_Task to carry out_. Restate the records that follow word for word; no pictures should appear.

################

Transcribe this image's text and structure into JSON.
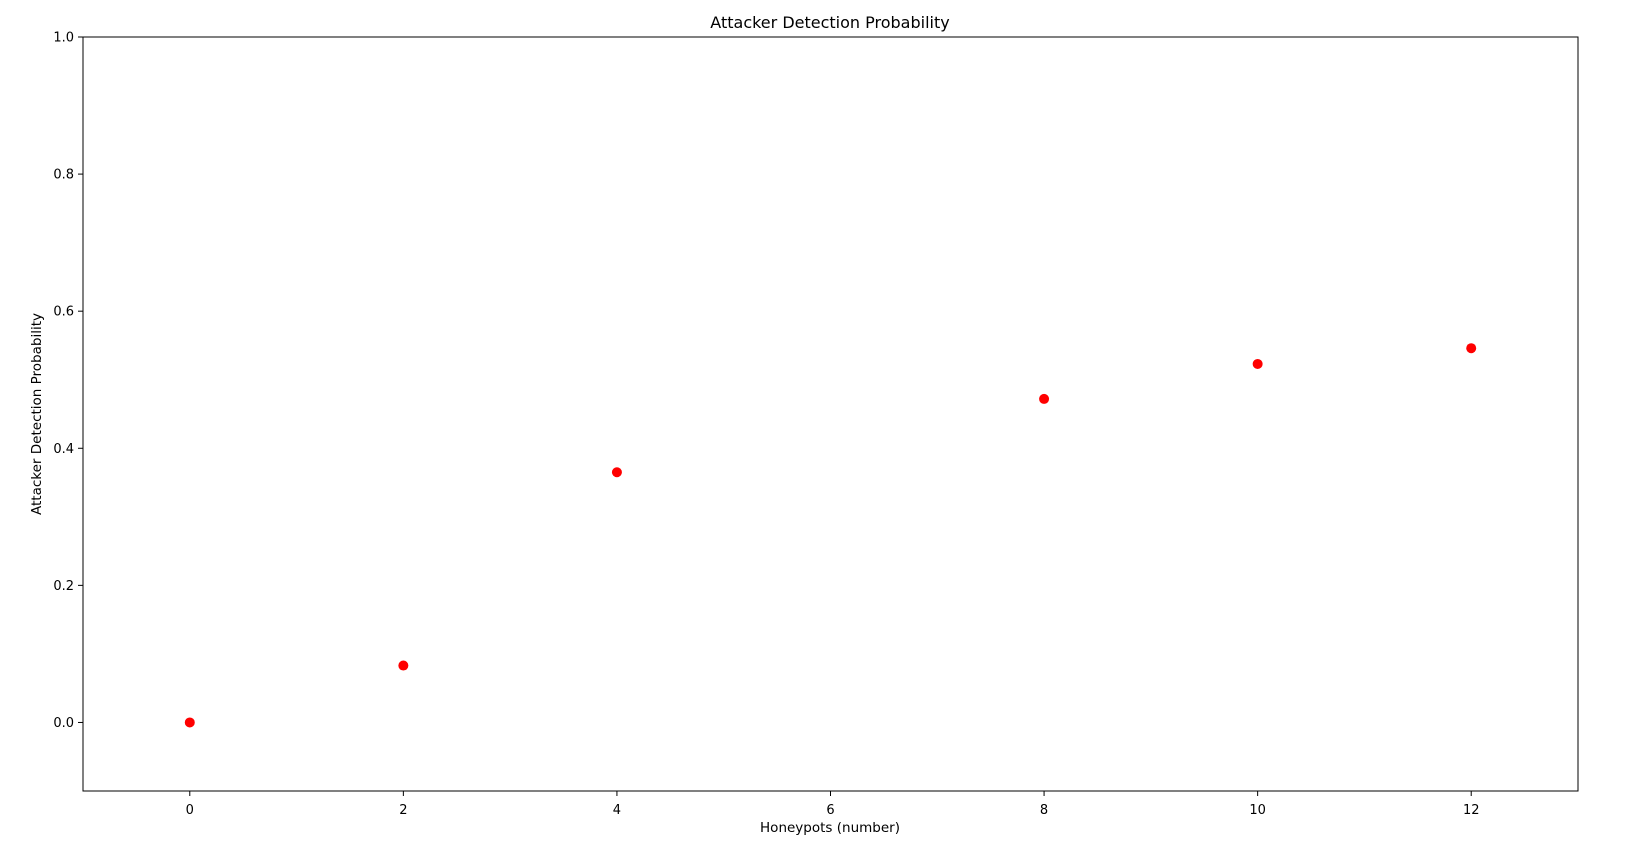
{
  "chart_data": {
    "type": "scatter",
    "title": "Attacker Detection Probability",
    "xlabel": "Honeypots (number)",
    "ylabel": "Attacker Detection Probability",
    "xlim": [
      -1,
      13
    ],
    "ylim": [
      -0.1,
      1.0
    ],
    "x_ticks": [
      0,
      2,
      4,
      6,
      8,
      10,
      12
    ],
    "y_ticks": [
      0.0,
      0.2,
      0.4,
      0.6,
      0.8,
      1.0
    ],
    "x_tick_labels": [
      "0",
      "2",
      "4",
      "6",
      "8",
      "10",
      "12"
    ],
    "y_tick_labels": [
      "0.0",
      "0.2",
      "0.4",
      "0.6",
      "0.8",
      "1.0"
    ],
    "grid": false,
    "legend": "none",
    "marker_color": "#ff0000",
    "series": [
      {
        "x": [
          0,
          2,
          4,
          8,
          10,
          12
        ],
        "y": [
          0.0,
          0.083,
          0.365,
          0.472,
          0.523,
          0.546
        ]
      }
    ]
  }
}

################

_Worked answer_.
Transcribe this image's text and structure into JSON.
{
  "chart_data": {
    "type": "scatter",
    "title": "Attacker Detection Probability",
    "xlabel": "Honeypots (number)",
    "ylabel": "Attacker Detection Probability",
    "xlim": [
      -1,
      13
    ],
    "ylim": [
      -0.1,
      1.0
    ],
    "x_ticks": [
      0,
      2,
      4,
      6,
      8,
      10,
      12
    ],
    "y_ticks": [
      0.0,
      0.2,
      0.4,
      0.6,
      0.8,
      1.0
    ],
    "x_tick_labels": [
      "0",
      "2",
      "4",
      "6",
      "8",
      "10",
      "12"
    ],
    "y_tick_labels": [
      "0.0",
      "0.2",
      "0.4",
      "0.6",
      "0.8",
      "1.0"
    ],
    "grid": false,
    "legend": "none",
    "marker_color": "#ff0000",
    "series": [
      {
        "x": [
          0,
          2,
          4,
          8,
          10,
          12
        ],
        "y": [
          0.0,
          0.083,
          0.365,
          0.472,
          0.523,
          0.546
        ]
      }
    ]
  }
}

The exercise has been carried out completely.